**DIRECTIONS:** Transcribe all records exactly.

**DATA LINES:**
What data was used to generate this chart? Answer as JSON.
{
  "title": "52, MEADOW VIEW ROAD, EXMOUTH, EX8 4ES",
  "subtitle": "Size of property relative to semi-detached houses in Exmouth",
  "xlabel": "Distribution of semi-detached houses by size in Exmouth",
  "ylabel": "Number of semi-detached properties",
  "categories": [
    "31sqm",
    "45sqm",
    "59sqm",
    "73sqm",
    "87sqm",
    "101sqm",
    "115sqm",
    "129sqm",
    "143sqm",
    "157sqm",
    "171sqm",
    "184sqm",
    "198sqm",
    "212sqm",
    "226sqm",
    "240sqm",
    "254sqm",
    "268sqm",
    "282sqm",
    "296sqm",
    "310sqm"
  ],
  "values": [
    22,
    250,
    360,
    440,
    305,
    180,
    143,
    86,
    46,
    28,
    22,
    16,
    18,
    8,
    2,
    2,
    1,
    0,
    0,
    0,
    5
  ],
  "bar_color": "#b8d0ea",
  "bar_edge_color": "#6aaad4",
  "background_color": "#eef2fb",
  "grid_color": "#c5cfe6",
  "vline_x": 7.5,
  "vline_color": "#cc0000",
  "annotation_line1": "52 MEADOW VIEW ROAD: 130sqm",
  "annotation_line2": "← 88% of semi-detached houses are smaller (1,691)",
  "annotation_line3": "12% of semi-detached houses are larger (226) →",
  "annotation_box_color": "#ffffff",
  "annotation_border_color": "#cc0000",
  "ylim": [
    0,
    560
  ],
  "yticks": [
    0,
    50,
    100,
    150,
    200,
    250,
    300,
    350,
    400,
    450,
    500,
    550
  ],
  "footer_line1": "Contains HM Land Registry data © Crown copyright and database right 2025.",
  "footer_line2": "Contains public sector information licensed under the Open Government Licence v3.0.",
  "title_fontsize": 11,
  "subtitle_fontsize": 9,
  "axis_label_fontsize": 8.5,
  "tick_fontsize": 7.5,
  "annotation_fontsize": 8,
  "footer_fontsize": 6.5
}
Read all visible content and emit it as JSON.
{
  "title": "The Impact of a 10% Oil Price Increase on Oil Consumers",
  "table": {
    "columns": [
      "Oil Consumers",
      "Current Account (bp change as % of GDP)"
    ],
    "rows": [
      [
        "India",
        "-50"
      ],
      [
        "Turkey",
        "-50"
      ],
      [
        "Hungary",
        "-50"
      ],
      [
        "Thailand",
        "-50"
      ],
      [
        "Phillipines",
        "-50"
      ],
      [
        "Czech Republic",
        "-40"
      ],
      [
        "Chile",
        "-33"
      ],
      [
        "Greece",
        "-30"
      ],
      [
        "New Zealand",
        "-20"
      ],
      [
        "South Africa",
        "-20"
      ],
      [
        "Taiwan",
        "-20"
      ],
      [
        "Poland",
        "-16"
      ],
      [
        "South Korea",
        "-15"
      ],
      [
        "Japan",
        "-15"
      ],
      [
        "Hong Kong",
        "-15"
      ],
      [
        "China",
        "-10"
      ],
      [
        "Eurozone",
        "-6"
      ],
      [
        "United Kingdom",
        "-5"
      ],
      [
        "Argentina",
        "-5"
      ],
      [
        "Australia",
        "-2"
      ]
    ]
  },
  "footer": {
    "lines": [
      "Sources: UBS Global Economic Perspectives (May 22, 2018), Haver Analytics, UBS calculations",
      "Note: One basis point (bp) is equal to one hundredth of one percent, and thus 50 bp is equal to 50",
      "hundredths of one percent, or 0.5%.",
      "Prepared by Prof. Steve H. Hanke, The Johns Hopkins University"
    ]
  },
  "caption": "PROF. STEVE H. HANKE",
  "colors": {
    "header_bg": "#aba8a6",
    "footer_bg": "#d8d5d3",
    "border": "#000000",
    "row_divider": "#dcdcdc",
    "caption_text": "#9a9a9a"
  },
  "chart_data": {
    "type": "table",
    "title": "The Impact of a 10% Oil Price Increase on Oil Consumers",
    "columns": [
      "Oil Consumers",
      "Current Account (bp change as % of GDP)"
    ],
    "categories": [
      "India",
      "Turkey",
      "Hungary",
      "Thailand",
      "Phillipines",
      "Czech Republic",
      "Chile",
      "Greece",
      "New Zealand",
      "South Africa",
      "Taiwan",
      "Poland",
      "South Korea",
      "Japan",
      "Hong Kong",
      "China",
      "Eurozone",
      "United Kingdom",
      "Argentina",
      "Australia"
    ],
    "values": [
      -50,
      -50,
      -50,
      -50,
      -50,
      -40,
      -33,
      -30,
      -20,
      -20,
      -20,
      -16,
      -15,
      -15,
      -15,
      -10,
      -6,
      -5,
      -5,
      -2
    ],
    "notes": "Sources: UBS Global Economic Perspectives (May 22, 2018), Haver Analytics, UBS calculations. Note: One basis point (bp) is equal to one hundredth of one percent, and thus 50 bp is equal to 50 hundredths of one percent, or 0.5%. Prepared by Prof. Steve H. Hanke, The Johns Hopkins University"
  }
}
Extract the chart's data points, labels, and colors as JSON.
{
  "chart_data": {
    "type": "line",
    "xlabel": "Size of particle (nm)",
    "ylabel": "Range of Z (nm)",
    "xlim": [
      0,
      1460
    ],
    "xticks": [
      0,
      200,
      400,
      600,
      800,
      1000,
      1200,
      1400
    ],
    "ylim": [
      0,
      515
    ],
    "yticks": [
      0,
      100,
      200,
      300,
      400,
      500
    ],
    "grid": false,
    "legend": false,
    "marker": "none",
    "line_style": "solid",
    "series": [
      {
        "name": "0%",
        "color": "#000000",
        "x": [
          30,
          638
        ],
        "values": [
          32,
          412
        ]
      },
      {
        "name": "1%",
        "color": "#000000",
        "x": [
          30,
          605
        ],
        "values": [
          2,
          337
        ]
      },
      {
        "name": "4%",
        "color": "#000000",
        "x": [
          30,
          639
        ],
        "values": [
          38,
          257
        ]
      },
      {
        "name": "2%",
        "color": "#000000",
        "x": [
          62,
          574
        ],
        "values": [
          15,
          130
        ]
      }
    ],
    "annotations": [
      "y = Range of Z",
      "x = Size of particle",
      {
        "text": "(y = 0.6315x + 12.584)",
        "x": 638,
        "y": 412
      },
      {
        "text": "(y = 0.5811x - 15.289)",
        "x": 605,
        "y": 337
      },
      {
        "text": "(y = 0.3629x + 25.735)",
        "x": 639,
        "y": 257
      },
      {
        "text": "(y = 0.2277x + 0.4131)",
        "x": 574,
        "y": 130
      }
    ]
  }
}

**EXERCISE RESULT:**
What data was used to generate this chart? Answer as JSON.
{
  "title": "52, MEADOW VIEW ROAD, EXMOUTH, EX8 4ES",
  "subtitle": "Size of property relative to semi-detached houses in Exmouth",
  "xlabel": "Distribution of semi-detached houses by size in Exmouth",
  "ylabel": "Number of semi-detached properties",
  "categories": [
    "31sqm",
    "45sqm",
    "59sqm",
    "73sqm",
    "87sqm",
    "101sqm",
    "115sqm",
    "129sqm",
    "143sqm",
    "157sqm",
    "171sqm",
    "184sqm",
    "198sqm",
    "212sqm",
    "226sqm",
    "240sqm",
    "254sqm",
    "268sqm",
    "282sqm",
    "296sqm",
    "310sqm"
  ],
  "values": [
    22,
    250,
    360,
    440,
    305,
    180,
    143,
    86,
    46,
    28,
    22,
    16,
    18,
    8,
    2,
    2,
    1,
    0,
    0,
    0,
    5
  ],
  "bar_color": "#b8d0ea",
  "bar_edge_color": "#6aaad4",
  "background_color": "#eef2fb",
  "grid_color": "#c5cfe6",
  "vline_x": 7.5,
  "vline_color": "#cc0000",
  "annotation_line1": "52 MEADOW VIEW ROAD: 130sqm",
  "annotation_line2": "← 88% of semi-detached houses are smaller (1,691)",
  "annotation_line3": "12% of semi-detached houses are larger (226) →",
  "annotation_box_color": "#ffffff",
  "annotation_border_color": "#cc0000",
  "ylim": [
    0,
    560
  ],
  "yticks": [
    0,
    50,
    100,
    150,
    200,
    250,
    300,
    350,
    400,
    450,
    500,
    550
  ],
  "footer_line1": "Contains HM Land Registry data © Crown copyright and database right 2025.",
  "footer_line2": "Contains public sector information licensed under the Open Government Licence v3.0.",
  "title_fontsize": 11,
  "subtitle_fontsize": 9,
  "axis_label_fontsize": 8.5,
  "tick_fontsize": 7.5,
  "annotation_fontsize": 8,
  "footer_fontsize": 6.5
}
Read all visible content and emit it as JSON.
{
  "title": "The Impact of a 10% Oil Price Increase on Oil Consumers",
  "table": {
    "columns": [
      "Oil Consumers",
      "Current Account (bp change as % of GDP)"
    ],
    "rows": [
      [
        "India",
        "-50"
      ],
      [
        "Turkey",
        "-50"
      ],
      [
        "Hungary",
        "-50"
      ],
      [
        "Thailand",
        "-50"
      ],
      [
        "Phillipines",
        "-50"
      ],
      [
        "Czech Republic",
        "-40"
      ],
      [
        "Chile",
        "-33"
      ],
      [
        "Greece",
        "-30"
      ],
      [
        "New Zealand",
        "-20"
      ],
      [
        "South Africa",
        "-20"
      ],
      [
        "Taiwan",
        "-20"
      ],
      [
        "Poland",
        "-16"
      ],
      [
        "South Korea",
        "-15"
      ],
      [
        "Japan",
        "-15"
      ],
      [
        "Hong Kong",
        "-15"
      ],
      [
        "China",
        "-10"
      ],
      [
        "Eurozone",
        "-6"
      ],
      [
        "United Kingdom",
        "-5"
      ],
      [
        "Argentina",
        "-5"
      ],
      [
        "Australia",
        "-2"
      ]
    ]
  },
  "footer": {
    "lines": [
      "Sources: UBS Global Economic Perspectives (May 22, 2018), Haver Analytics, UBS calculations",
      "Note: One basis point (bp) is equal to one hundredth of one percent, and thus 50 bp is equal to 50",
      "hundredths of one percent, or 0.5%.",
      "Prepared by Prof. Steve H. Hanke, The Johns Hopkins University"
    ]
  },
  "caption": "PROF. STEVE H. HANKE",
  "colors": {
    "header_bg": "#aba8a6",
    "footer_bg": "#d8d5d3",
    "border": "#000000",
    "row_divider": "#dcdcdc",
    "caption_text": "#9a9a9a"
  },
  "chart_data": {
    "type": "table",
    "title": "The Impact of a 10% Oil Price Increase on Oil Consumers",
    "columns": [
      "Oil Consumers",
      "Current Account (bp change as % of GDP)"
    ],
    "categories": [
      "India",
      "Turkey",
      "Hungary",
      "Thailand",
      "Phillipines",
      "Czech Republic",
      "Chile",
      "Greece",
      "New Zealand",
      "South Africa",
      "Taiwan",
      "Poland",
      "South Korea",
      "Japan",
      "Hong Kong",
      "China",
      "Eurozone",
      "United Kingdom",
      "Argentina",
      "Australia"
    ],
    "values": [
      -50,
      -50,
      -50,
      -50,
      -50,
      -40,
      -33,
      -30,
      -20,
      -20,
      -20,
      -16,
      -15,
      -15,
      -15,
      -10,
      -6,
      -5,
      -5,
      -2
    ],
    "notes": "Sources: UBS Global Economic Perspectives (May 22, 2018), Haver Analytics, UBS calculations. Note: One basis point (bp) is equal to one hundredth of one percent, and thus 50 bp is equal to 50 hundredths of one percent, or 0.5%. Prepared by Prof. Steve H. Hanke, The Johns Hopkins University"
  }
}
Extract the chart's data points, labels, and colors as JSON.
{
  "chart_data": {
    "type": "line",
    "xlabel": "Size of particle (nm)",
    "ylabel": "Range of Z (nm)",
    "xlim": [
      0,
      1460
    ],
    "xticks": [
      0,
      200,
      400,
      600,
      800,
      1000,
      1200,
      1400
    ],
    "ylim": [
      0,
      515
    ],
    "yticks": [
      0,
      100,
      200,
      300,
      400,
      500
    ],
    "grid": false,
    "legend": false,
    "marker": "none",
    "line_style": "solid",
    "series": [
      {
        "name": "0%",
        "color": "#000000",
        "x": [
          30,
          638
        ],
        "values": [
          32,
          412
        ]
      },
      {
        "name": "1%",
        "color": "#000000",
        "x": [
          30,
          605
        ],
        "values": [
          2,
          337
        ]
      },
      {
        "name": "4%",
        "color": "#000000",
        "x": [
          30,
          639
        ],
        "values": [
          38,
          257
        ]
      },
      {
        "name": "2%",
        "color": "#000000",
        "x": [
          62,
          574
        ],
        "values": [
          15,
          130
        ]
      }
    ],
    "annotations": [
      "y = Range of Z",
      "x = Size of particle",
      {
        "text": "(y = 0.6315x + 12.584)",
        "x": 638,
        "y": 412
      },
      {
        "text": "(y = 0.5811x - 15.289)",
        "x": 605,
        "y": 337
      },
      {
        "text": "(y = 0.3629x + 25.735)",
        "x": 639,
        "y": 257
      },
      {
        "text": "(y = 0.2277x + 0.4131)",
        "x": 574,
        "y": 130
      }
    ]
  }
}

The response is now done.